**What you are asked to do**
Quote all of the data exactly as given. Skip every picture it contains.

Extracts from a graphics dataset
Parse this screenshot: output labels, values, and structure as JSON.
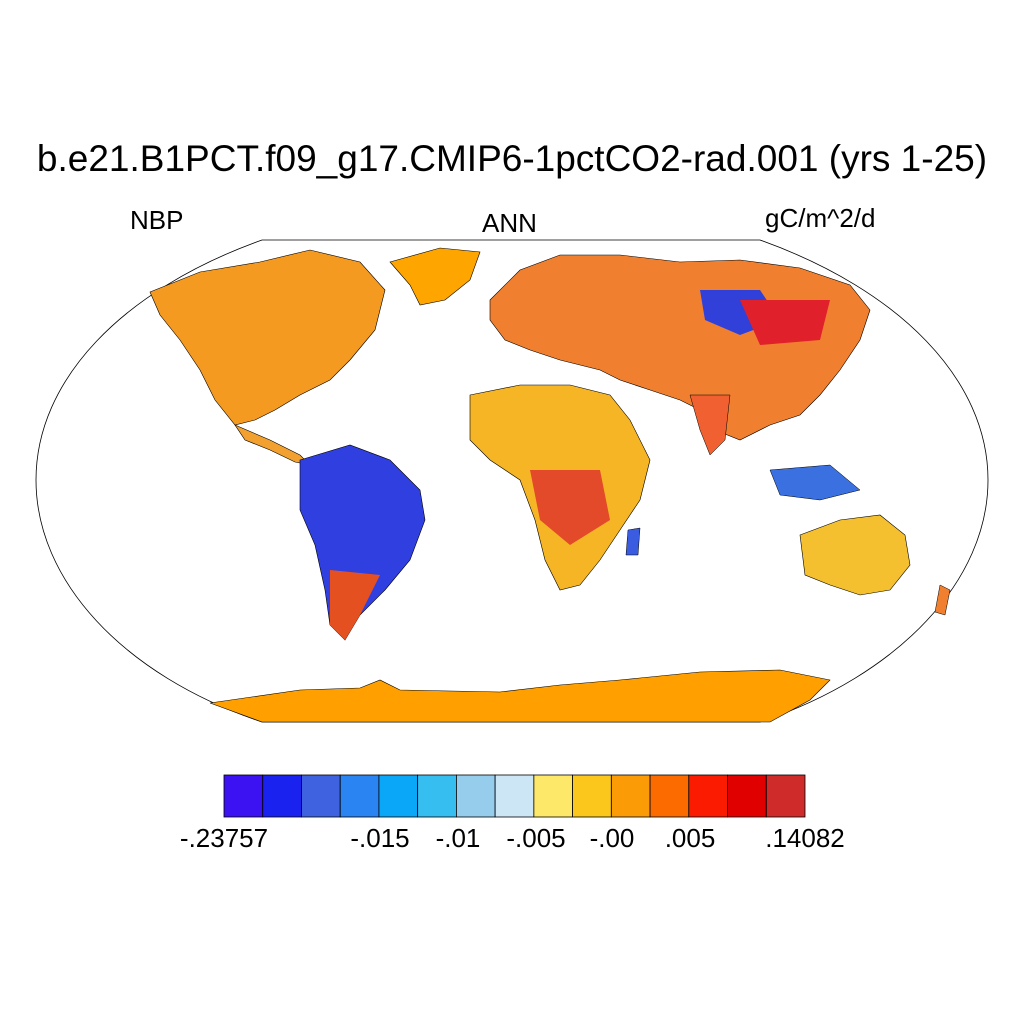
{
  "title": "b.e21.B1PCT.f09_g17.CMIP6-1pctCO2-rad.001 (yrs 1-25)",
  "variable": "NBP",
  "season": "ANN",
  "units": "gC/m^2/d",
  "projection": "Robinson",
  "colorbar": {
    "colors": [
      "#3d12f2",
      "#1a22f0",
      "#3f63e0",
      "#2a84f2",
      "#0aa6f8",
      "#36bef0",
      "#96cdec",
      "#cde6f6",
      "#fde86a",
      "#fbc71c",
      "#fb9c06",
      "#fb6b00",
      "#fb1b00",
      "#e00000",
      "#d02b2b"
    ],
    "labels": [
      ".23757",
      "-.015",
      "-.01",
      "-.005",
      "-.00",
      ".005",
      ".14082"
    ]
  }
}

**Solved problem**
Parse this screenshot: output labels, values, and structure as JSON.
{
  "title": "b.e21.B1PCT.f09_g17.CMIP6-1pctCO2-rad.001 (yrs 1-25)",
  "variable": "NBP",
  "season": "ANN",
  "units": "gC/m^2/d",
  "projection": "Robinson",
  "colorbar": {
    "colors": [
      "#3d12f2",
      "#1a22f0",
      "#3f63e0",
      "#2a84f2",
      "#0aa6f8",
      "#36bef0",
      "#96cdec",
      "#cde6f6",
      "#fde86a",
      "#fbc71c",
      "#fb9c06",
      "#fb6b00",
      "#fb1b00",
      "#e00000",
      "#d02b2b"
    ],
    "labels": [
      ".23757",
      "-.015",
      "-.01",
      "-.005",
      "-.00",
      ".005",
      ".14082"
    ]
  }
}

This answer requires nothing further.